■ OBJECTIVE ■
Go through the records and extract every line with the word "title".

■ ENTRIES PROVIDED ■
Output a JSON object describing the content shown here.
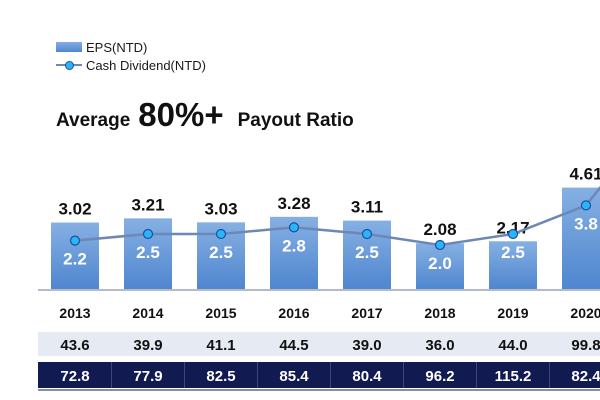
{
  "legend": {
    "eps_label": "EPS(NTD)",
    "dividend_label": "Cash Dividend(NTD)"
  },
  "headline": {
    "prefix": "Average",
    "highlight": "80%+",
    "suffix": "Payout Ratio"
  },
  "colors": {
    "bar_top": "#86b0e3",
    "bar_bottom": "#4f86cf",
    "line": "#6d87b6",
    "dot": "#29b6f6",
    "dot_border": "#1b4fa0",
    "row1_bg": "#e6eaf2",
    "row2_bg": "#121a52",
    "row2_text": "#ffffff"
  },
  "chart_data": {
    "type": "bar",
    "categories": [
      "2013",
      "2014",
      "2015",
      "2016",
      "2017",
      "2018",
      "2019",
      "2020"
    ],
    "series": [
      {
        "name": "EPS(NTD)",
        "type": "bar",
        "values": [
          3.02,
          3.21,
          3.03,
          3.28,
          3.11,
          2.08,
          2.17,
          4.61
        ],
        "labels": [
          "3.02",
          "3.21",
          "3.03",
          "3.28",
          "3.11",
          "2.08",
          "2.17",
          "4.61"
        ]
      },
      {
        "name": "Cash Dividend(NTD)",
        "type": "line",
        "values": [
          2.2,
          2.5,
          2.5,
          2.8,
          2.5,
          2.0,
          2.5,
          3.8
        ],
        "labels": [
          "2.2",
          "2.5",
          "2.5",
          "2.8",
          "2.5",
          "2.0",
          "2.5",
          "3.8"
        ]
      }
    ],
    "table_rows": [
      [
        "43.6",
        "39.9",
        "41.1",
        "44.5",
        "39.0",
        "36.0",
        "44.0",
        "99.8"
      ],
      [
        "72.8",
        "77.9",
        "82.5",
        "85.4",
        "80.4",
        "96.2",
        "115.2",
        "82.4"
      ]
    ]
  }
}
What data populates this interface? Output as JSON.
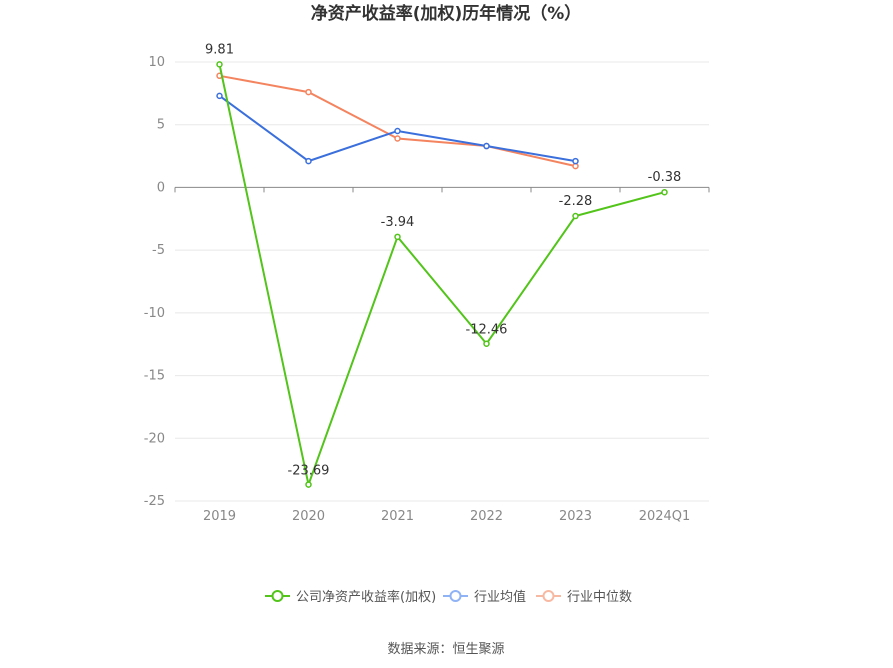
{
  "chart_data": {
    "type": "line",
    "title": "净资产收益率(加权)历年情况（%）",
    "categories": [
      "2019",
      "2020",
      "2021",
      "2022",
      "2023",
      "2024Q1"
    ],
    "ylim": [
      -25,
      10
    ],
    "yticks": [
      10,
      5,
      0,
      -5,
      -10,
      -15,
      -20,
      -25
    ],
    "grid": true,
    "legend_position": "bottom",
    "series": [
      {
        "name": "公司净资产收益率(加权)",
        "color": "#52c41a",
        "values": [
          9.81,
          -23.69,
          -3.94,
          -12.46,
          -2.28,
          -0.38
        ],
        "labels": [
          "9.81",
          "-23.69",
          "-3.94",
          "-12.46",
          "-2.28",
          "-0.38"
        ]
      },
      {
        "name": "行业均值",
        "color": "#3a6fdc",
        "values": [
          7.3,
          2.1,
          4.5,
          3.3,
          2.1,
          null
        ]
      },
      {
        "name": "行业中位数",
        "color": "#f4845f",
        "values": [
          8.9,
          7.6,
          3.9,
          3.3,
          1.7,
          null
        ]
      }
    ],
    "legend_colors": [
      "#52c41a",
      "#8fb3f5",
      "#f7b9a2"
    ]
  },
  "source": "数据来源：恒生聚源"
}
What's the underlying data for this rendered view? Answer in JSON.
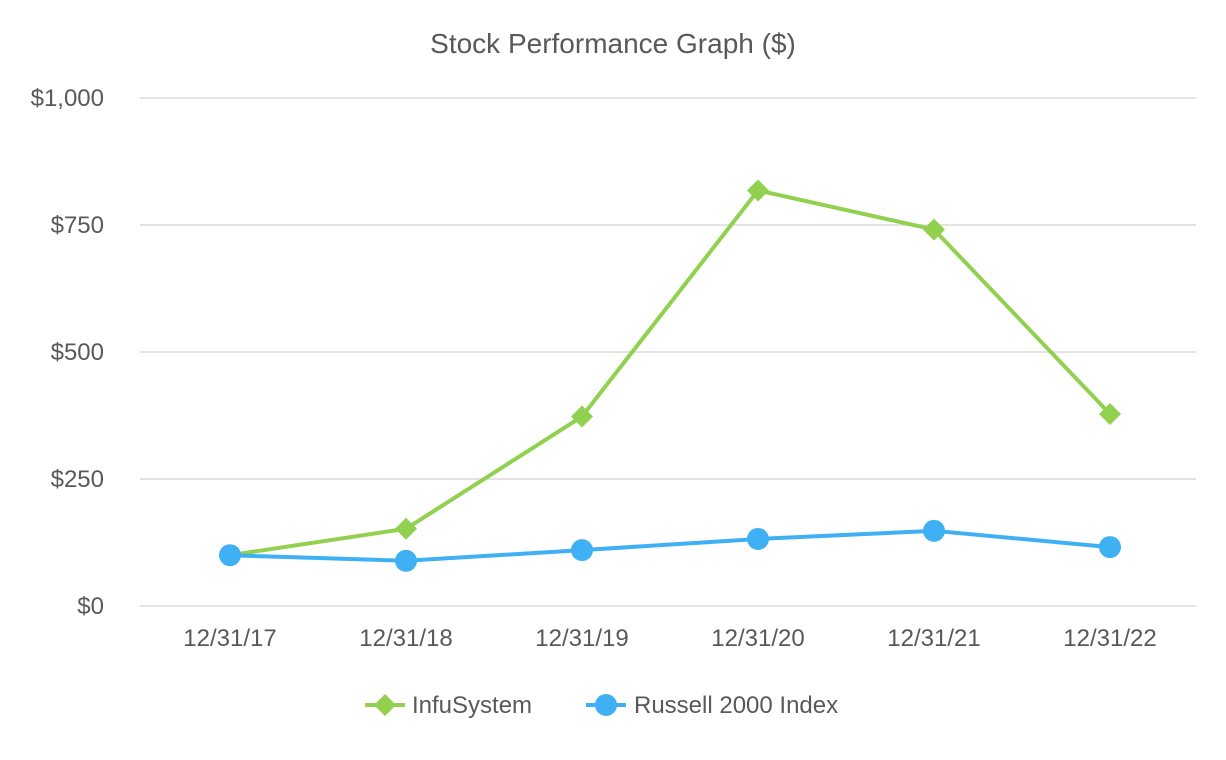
{
  "chart_data": {
    "type": "line",
    "title": "Stock Performance Graph ($)",
    "xlabel": "",
    "ylabel": "",
    "categories": [
      "12/31/17",
      "12/31/18",
      "12/31/19",
      "12/31/20",
      "12/31/21",
      "12/31/22"
    ],
    "ylim": [
      0,
      1000
    ],
    "yticks": [
      0,
      250,
      500,
      750,
      1000
    ],
    "ytick_labels": [
      "$0",
      "$250",
      "$500",
      "$750",
      "$1,000"
    ],
    "grid": true,
    "legend_position": "bottom",
    "series": [
      {
        "name": "InfuSystem",
        "color": "#92d050",
        "marker": "diamond",
        "values": [
          100,
          152,
          373,
          818,
          741,
          378
        ]
      },
      {
        "name": "Russell 2000 Index",
        "color": "#3fb0f3",
        "marker": "circle",
        "values": [
          100,
          89,
          110,
          132,
          148,
          116
        ]
      }
    ]
  }
}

■ RESULT OF THIS EXERCISE ■
    "title": "净资产收益率(加权)历年情况（%）",
    "title": "Stock Performance Graph ($)",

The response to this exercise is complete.